■ **Request**
Copy whichever lines contain the string "into".

■ **Data rows**
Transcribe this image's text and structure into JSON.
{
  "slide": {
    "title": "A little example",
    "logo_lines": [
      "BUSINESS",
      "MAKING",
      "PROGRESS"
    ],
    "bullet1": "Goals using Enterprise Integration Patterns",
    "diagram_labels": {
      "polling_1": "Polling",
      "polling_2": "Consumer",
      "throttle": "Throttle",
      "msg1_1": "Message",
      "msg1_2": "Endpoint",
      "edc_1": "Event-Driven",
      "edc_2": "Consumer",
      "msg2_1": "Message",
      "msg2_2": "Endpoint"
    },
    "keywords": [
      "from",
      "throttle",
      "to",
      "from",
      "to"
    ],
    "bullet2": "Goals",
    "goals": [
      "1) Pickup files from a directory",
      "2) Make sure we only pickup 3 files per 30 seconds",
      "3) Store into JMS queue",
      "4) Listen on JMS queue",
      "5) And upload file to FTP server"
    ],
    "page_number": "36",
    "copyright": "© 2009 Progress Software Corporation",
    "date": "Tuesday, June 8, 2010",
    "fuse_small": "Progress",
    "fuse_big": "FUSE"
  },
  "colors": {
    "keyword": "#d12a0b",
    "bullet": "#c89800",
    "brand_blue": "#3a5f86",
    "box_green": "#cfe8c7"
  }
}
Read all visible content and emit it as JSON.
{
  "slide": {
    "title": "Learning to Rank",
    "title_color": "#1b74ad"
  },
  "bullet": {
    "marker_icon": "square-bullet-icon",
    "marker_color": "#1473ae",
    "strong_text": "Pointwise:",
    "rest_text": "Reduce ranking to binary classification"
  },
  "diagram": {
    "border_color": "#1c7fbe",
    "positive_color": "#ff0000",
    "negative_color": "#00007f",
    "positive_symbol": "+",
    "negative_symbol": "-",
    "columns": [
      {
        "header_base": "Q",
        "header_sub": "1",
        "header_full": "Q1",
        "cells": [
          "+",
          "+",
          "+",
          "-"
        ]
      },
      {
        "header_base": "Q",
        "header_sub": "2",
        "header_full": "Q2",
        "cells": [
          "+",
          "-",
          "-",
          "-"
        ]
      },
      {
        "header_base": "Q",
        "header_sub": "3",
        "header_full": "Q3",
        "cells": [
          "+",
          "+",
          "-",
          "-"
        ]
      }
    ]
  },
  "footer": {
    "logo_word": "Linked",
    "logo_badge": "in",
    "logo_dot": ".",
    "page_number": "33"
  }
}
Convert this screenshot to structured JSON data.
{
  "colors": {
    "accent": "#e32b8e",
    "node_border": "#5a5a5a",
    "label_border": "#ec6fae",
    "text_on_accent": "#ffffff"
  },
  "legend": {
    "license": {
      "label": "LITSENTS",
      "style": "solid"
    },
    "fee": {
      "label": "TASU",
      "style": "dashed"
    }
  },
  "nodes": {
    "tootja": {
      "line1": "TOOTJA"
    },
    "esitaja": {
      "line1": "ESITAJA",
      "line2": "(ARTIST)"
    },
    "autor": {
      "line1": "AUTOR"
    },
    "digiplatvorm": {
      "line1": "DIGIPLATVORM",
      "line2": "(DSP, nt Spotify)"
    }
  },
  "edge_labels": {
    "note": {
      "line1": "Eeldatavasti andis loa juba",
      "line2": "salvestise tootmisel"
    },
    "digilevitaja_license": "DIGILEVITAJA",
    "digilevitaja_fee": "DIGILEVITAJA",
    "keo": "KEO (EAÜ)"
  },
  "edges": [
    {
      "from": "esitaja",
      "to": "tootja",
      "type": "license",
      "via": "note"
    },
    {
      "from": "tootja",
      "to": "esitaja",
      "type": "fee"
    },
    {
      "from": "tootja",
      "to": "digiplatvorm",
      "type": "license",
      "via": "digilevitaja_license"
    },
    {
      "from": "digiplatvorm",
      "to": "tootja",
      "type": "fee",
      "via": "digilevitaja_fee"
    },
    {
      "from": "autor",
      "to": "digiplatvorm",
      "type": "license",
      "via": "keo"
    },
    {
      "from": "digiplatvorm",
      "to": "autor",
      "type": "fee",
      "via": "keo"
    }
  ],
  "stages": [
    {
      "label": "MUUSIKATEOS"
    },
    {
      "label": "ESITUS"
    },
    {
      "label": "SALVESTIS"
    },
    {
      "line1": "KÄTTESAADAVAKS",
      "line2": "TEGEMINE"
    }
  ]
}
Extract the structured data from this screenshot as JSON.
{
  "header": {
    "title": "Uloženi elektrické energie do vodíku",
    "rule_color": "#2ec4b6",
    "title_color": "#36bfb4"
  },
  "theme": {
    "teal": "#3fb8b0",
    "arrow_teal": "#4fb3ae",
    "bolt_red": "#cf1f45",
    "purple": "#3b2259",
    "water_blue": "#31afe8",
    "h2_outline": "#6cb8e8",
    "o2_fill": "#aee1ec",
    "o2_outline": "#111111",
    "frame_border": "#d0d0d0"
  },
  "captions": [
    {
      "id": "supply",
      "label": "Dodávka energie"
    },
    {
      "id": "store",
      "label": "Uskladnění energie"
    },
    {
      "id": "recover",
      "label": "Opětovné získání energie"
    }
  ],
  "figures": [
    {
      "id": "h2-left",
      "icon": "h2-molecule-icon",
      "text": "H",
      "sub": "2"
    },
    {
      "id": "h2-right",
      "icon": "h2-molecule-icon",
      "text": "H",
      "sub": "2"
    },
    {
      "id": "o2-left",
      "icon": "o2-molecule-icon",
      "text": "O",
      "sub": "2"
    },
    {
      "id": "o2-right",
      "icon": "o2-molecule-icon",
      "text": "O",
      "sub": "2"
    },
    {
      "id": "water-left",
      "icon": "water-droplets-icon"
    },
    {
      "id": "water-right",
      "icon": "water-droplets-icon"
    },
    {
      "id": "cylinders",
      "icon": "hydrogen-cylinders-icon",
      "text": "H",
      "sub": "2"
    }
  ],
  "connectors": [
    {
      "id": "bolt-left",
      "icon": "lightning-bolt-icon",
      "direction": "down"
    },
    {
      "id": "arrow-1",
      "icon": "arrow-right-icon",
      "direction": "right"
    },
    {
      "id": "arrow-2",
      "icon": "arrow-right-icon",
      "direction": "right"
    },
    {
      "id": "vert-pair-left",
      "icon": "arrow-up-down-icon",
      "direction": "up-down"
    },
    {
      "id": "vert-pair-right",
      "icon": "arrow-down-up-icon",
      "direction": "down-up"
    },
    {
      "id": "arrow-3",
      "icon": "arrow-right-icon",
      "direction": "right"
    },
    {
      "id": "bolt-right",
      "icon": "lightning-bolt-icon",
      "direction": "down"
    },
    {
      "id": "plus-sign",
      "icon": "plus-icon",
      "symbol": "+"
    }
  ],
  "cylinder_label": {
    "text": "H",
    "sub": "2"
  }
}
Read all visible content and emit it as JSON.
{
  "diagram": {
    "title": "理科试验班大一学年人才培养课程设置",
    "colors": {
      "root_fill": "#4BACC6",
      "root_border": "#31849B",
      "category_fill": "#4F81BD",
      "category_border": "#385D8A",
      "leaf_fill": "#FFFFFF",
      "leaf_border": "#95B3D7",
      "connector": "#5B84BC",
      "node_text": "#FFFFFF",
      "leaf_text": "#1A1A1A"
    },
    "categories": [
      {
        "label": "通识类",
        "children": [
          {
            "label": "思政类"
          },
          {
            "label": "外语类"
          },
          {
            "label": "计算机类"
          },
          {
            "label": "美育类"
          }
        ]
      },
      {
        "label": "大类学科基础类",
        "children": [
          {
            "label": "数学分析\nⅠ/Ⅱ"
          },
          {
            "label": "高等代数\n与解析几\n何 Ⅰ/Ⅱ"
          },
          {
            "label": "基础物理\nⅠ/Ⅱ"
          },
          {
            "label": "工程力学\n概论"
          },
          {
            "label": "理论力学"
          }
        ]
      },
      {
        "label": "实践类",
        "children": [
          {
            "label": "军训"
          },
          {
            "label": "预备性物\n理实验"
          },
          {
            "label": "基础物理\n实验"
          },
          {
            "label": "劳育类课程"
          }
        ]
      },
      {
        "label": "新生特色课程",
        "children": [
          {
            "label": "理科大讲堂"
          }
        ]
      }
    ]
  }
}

■ **Reply to the exercise**
Transcribe this image's text and structure into JSON.
      "3) Store into JMS queue",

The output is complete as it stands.